SET EXERCISE: Output the full listing word for word.

DATA PROVIDED:
_ _ _ _

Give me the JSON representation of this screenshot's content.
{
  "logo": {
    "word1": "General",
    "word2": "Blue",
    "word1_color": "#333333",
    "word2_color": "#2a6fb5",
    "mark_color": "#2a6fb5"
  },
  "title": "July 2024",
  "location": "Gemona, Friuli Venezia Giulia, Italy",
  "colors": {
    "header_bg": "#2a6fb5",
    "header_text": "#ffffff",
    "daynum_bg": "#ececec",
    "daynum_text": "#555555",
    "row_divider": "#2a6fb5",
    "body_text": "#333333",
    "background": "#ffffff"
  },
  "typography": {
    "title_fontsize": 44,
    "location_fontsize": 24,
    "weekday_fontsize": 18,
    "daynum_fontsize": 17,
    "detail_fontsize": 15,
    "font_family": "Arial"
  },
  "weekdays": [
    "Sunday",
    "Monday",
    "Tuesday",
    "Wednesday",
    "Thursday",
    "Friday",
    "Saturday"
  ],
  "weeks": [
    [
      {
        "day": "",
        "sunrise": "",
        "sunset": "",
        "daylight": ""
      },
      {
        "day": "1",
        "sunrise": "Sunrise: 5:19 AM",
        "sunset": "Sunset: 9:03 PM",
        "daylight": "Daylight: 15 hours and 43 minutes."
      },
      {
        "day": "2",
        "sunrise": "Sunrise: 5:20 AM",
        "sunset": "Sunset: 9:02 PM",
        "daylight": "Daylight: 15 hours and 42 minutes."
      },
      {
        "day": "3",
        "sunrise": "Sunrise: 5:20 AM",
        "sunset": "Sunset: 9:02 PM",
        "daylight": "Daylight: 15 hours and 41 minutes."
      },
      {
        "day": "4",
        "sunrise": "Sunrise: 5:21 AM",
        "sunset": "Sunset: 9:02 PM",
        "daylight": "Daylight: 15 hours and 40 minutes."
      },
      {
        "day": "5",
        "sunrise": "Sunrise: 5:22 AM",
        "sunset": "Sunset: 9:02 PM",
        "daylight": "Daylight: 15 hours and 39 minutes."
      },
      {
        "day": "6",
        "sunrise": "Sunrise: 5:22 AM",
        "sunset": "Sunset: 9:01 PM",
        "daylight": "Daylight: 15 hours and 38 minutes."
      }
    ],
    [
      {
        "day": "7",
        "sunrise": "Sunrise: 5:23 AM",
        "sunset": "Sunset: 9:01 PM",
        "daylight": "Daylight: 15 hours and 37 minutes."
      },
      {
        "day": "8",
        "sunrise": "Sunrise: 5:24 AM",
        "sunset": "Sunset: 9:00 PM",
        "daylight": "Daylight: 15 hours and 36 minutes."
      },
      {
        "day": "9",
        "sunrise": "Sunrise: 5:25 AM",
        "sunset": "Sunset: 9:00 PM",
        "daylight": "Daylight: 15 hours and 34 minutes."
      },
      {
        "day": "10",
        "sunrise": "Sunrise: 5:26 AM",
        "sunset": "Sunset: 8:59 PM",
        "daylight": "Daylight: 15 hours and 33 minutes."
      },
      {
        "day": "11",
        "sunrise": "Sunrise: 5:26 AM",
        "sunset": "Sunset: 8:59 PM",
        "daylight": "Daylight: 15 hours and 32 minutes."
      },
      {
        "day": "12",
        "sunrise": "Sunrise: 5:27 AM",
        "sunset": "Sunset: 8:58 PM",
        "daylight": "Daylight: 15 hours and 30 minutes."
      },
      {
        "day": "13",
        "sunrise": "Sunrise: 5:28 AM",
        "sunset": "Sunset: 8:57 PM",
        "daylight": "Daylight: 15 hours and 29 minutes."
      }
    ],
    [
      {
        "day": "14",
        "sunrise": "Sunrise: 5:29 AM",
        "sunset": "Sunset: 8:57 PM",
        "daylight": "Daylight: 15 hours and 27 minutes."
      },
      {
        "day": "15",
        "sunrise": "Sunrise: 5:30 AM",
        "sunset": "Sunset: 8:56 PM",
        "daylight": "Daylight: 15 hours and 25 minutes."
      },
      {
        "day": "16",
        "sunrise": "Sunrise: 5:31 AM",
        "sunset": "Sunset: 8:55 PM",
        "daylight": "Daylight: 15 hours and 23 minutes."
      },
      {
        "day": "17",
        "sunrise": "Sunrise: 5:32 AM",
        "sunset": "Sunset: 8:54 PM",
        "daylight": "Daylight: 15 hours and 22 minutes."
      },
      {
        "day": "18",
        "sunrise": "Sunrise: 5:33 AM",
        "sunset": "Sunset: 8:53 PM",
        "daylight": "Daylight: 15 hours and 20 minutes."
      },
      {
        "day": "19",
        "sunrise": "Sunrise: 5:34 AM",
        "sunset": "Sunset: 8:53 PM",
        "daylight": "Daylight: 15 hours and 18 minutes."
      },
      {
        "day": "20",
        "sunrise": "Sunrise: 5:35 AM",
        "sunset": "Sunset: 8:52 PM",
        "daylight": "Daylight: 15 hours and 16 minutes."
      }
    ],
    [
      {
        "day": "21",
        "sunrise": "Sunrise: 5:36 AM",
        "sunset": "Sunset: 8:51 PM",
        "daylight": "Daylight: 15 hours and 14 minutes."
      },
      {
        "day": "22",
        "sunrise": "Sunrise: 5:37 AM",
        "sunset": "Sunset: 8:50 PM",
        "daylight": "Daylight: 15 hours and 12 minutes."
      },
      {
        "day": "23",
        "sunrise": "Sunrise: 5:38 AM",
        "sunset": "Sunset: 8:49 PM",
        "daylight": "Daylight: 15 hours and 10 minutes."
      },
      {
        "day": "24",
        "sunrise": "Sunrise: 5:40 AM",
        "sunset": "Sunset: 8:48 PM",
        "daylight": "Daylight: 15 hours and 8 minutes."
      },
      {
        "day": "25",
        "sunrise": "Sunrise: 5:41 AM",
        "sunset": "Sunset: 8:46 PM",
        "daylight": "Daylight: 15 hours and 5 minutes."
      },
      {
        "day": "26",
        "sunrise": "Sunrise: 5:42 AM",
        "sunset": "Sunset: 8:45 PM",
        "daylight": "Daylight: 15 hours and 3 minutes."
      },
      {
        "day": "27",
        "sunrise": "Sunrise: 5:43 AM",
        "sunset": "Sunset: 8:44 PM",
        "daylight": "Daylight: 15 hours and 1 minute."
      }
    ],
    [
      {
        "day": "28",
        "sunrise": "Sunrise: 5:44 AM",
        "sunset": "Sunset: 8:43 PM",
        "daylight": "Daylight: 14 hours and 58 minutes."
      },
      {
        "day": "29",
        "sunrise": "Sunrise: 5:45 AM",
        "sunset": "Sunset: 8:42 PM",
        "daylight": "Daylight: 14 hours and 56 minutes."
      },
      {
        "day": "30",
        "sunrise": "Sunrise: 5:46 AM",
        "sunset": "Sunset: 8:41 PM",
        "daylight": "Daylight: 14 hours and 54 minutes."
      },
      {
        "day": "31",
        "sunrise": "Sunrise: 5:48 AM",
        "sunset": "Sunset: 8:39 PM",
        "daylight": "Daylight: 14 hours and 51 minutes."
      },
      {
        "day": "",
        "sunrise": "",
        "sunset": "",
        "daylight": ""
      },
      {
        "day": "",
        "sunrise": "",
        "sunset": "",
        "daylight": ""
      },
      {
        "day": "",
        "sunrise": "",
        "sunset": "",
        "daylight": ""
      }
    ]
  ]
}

_ _ _ _

EXERCISE ANSWER:
Give me the JSON representation of this screenshot's content.
{
  "logo": {
    "word1": "General",
    "word2": "Blue",
    "word1_color": "#333333",
    "word2_color": "#2a6fb5",
    "mark_color": "#2a6fb5"
  },
  "title": "July 2024",
  "location": "Gemona, Friuli Venezia Giulia, Italy",
  "colors": {
    "header_bg": "#2a6fb5",
    "header_text": "#ffffff",
    "daynum_bg": "#ececec",
    "daynum_text": "#555555",
    "row_divider": "#2a6fb5",
    "body_text": "#333333",
    "background": "#ffffff"
  },
  "typography": {
    "title_fontsize": 44,
    "location_fontsize": 24,
    "weekday_fontsize": 18,
    "daynum_fontsize": 17,
    "detail_fontsize": 15,
    "font_family": "Arial"
  },
  "weekdays": [
    "Sunday",
    "Monday",
    "Tuesday",
    "Wednesday",
    "Thursday",
    "Friday",
    "Saturday"
  ],
  "weeks": [
    [
      {
        "day": "",
        "sunrise": "",
        "sunset": "",
        "daylight": ""
      },
      {
        "day": "1",
        "sunrise": "Sunrise: 5:19 AM",
        "sunset": "Sunset: 9:03 PM",
        "daylight": "Daylight: 15 hours and 43 minutes."
      },
      {
        "day": "2",
        "sunrise": "Sunrise: 5:20 AM",
        "sunset": "Sunset: 9:02 PM",
        "daylight": "Daylight: 15 hours and 42 minutes."
      },
      {
        "day": "3",
        "sunrise": "Sunrise: 5:20 AM",
        "sunset": "Sunset: 9:02 PM",
        "daylight": "Daylight: 15 hours and 41 minutes."
      },
      {
        "day": "4",
        "sunrise": "Sunrise: 5:21 AM",
        "sunset": "Sunset: 9:02 PM",
        "daylight": "Daylight: 15 hours and 40 minutes."
      },
      {
        "day": "5",
        "sunrise": "Sunrise: 5:22 AM",
        "sunset": "Sunset: 9:02 PM",
        "daylight": "Daylight: 15 hours and 39 minutes."
      },
      {
        "day": "6",
        "sunrise": "Sunrise: 5:22 AM",
        "sunset": "Sunset: 9:01 PM",
        "daylight": "Daylight: 15 hours and 38 minutes."
      }
    ],
    [
      {
        "day": "7",
        "sunrise": "Sunrise: 5:23 AM",
        "sunset": "Sunset: 9:01 PM",
        "daylight": "Daylight: 15 hours and 37 minutes."
      },
      {
        "day": "8",
        "sunrise": "Sunrise: 5:24 AM",
        "sunset": "Sunset: 9:00 PM",
        "daylight": "Daylight: 15 hours and 36 minutes."
      },
      {
        "day": "9",
        "sunrise": "Sunrise: 5:25 AM",
        "sunset": "Sunset: 9:00 PM",
        "daylight": "Daylight: 15 hours and 34 minutes."
      },
      {
        "day": "10",
        "sunrise": "Sunrise: 5:26 AM",
        "sunset": "Sunset: 8:59 PM",
        "daylight": "Daylight: 15 hours and 33 minutes."
      },
      {
        "day": "11",
        "sunrise": "Sunrise: 5:26 AM",
        "sunset": "Sunset: 8:59 PM",
        "daylight": "Daylight: 15 hours and 32 minutes."
      },
      {
        "day": "12",
        "sunrise": "Sunrise: 5:27 AM",
        "sunset": "Sunset: 8:58 PM",
        "daylight": "Daylight: 15 hours and 30 minutes."
      },
      {
        "day": "13",
        "sunrise": "Sunrise: 5:28 AM",
        "sunset": "Sunset: 8:57 PM",
        "daylight": "Daylight: 15 hours and 29 minutes."
      }
    ],
    [
      {
        "day": "14",
        "sunrise": "Sunrise: 5:29 AM",
        "sunset": "Sunset: 8:57 PM",
        "daylight": "Daylight: 15 hours and 27 minutes."
      },
      {
        "day": "15",
        "sunrise": "Sunrise: 5:30 AM",
        "sunset": "Sunset: 8:56 PM",
        "daylight": "Daylight: 15 hours and 25 minutes."
      },
      {
        "day": "16",
        "sunrise": "Sunrise: 5:31 AM",
        "sunset": "Sunset: 8:55 PM",
        "daylight": "Daylight: 15 hours and 23 minutes."
      },
      {
        "day": "17",
        "sunrise": "Sunrise: 5:32 AM",
        "sunset": "Sunset: 8:54 PM",
        "daylight": "Daylight: 15 hours and 22 minutes."
      },
      {
        "day": "18",
        "sunrise": "Sunrise: 5:33 AM",
        "sunset": "Sunset: 8:53 PM",
        "daylight": "Daylight: 15 hours and 20 minutes."
      },
      {
        "day": "19",
        "sunrise": "Sunrise: 5:34 AM",
        "sunset": "Sunset: 8:53 PM",
        "daylight": "Daylight: 15 hours and 18 minutes."
      },
      {
        "day": "20",
        "sunrise": "Sunrise: 5:35 AM",
        "sunset": "Sunset: 8:52 PM",
        "daylight": "Daylight: 15 hours and 16 minutes."
      }
    ],
    [
      {
        "day": "21",
        "sunrise": "Sunrise: 5:36 AM",
        "sunset": "Sunset: 8:51 PM",
        "daylight": "Daylight: 15 hours and 14 minutes."
      },
      {
        "day": "22",
        "sunrise": "Sunrise: 5:37 AM",
        "sunset": "Sunset: 8:50 PM",
        "daylight": "Daylight: 15 hours and 12 minutes."
      },
      {
        "day": "23",
        "sunrise": "Sunrise: 5:38 AM",
        "sunset": "Sunset: 8:49 PM",
        "daylight": "Daylight: 15 hours and 10 minutes."
      },
      {
        "day": "24",
        "sunrise": "Sunrise: 5:40 AM",
        "sunset": "Sunset: 8:48 PM",
        "daylight": "Daylight: 15 hours and 8 minutes."
      },
      {
        "day": "25",
        "sunrise": "Sunrise: 5:41 AM",
        "sunset": "Sunset: 8:46 PM",
        "daylight": "Daylight: 15 hours and 5 minutes."
      },
      {
        "day": "26",
        "sunrise": "Sunrise: 5:42 AM",
        "sunset": "Sunset: 8:45 PM",
        "daylight": "Daylight: 15 hours and 3 minutes."
      },
      {
        "day": "27",
        "sunrise": "Sunrise: 5:43 AM",
        "sunset": "Sunset: 8:44 PM",
        "daylight": "Daylight: 15 hours and 1 minute."
      }
    ],
    [
      {
        "day": "28",
        "sunrise": "Sunrise: 5:44 AM",
        "sunset": "Sunset: 8:43 PM",
        "daylight": "Daylight: 14 hours and 58 minutes."
      },
      {
        "day": "29",
        "sunrise": "Sunrise: 5:45 AM",
        "sunset": "Sunset: 8:42 PM",
        "daylight": "Daylight: 14 hours and 56 minutes."
      },
      {
        "day": "30",
        "sunrise": "Sunrise: 5:46 AM",
        "sunset": "Sunset: 8:41 PM",
        "daylight": "Daylight: 14 hours and 54 minutes."
      },
      {
        "day": "31",
        "sunrise": "Sunrise: 5:48 AM",
        "sunset": "Sunset: 8:39 PM",
        "daylight": "Daylight: 14 hours and 51 minutes."
      },
      {
        "day": "",
        "sunrise": "",
        "sunset": "",
        "daylight": ""
      },
      {
        "day": "",
        "sunrise": "",
        "sunset": "",
        "daylight": ""
      },
      {
        "day": "",
        "sunrise": "",
        "sunset": "",
        "daylight": ""
      }
    ]
  ]
}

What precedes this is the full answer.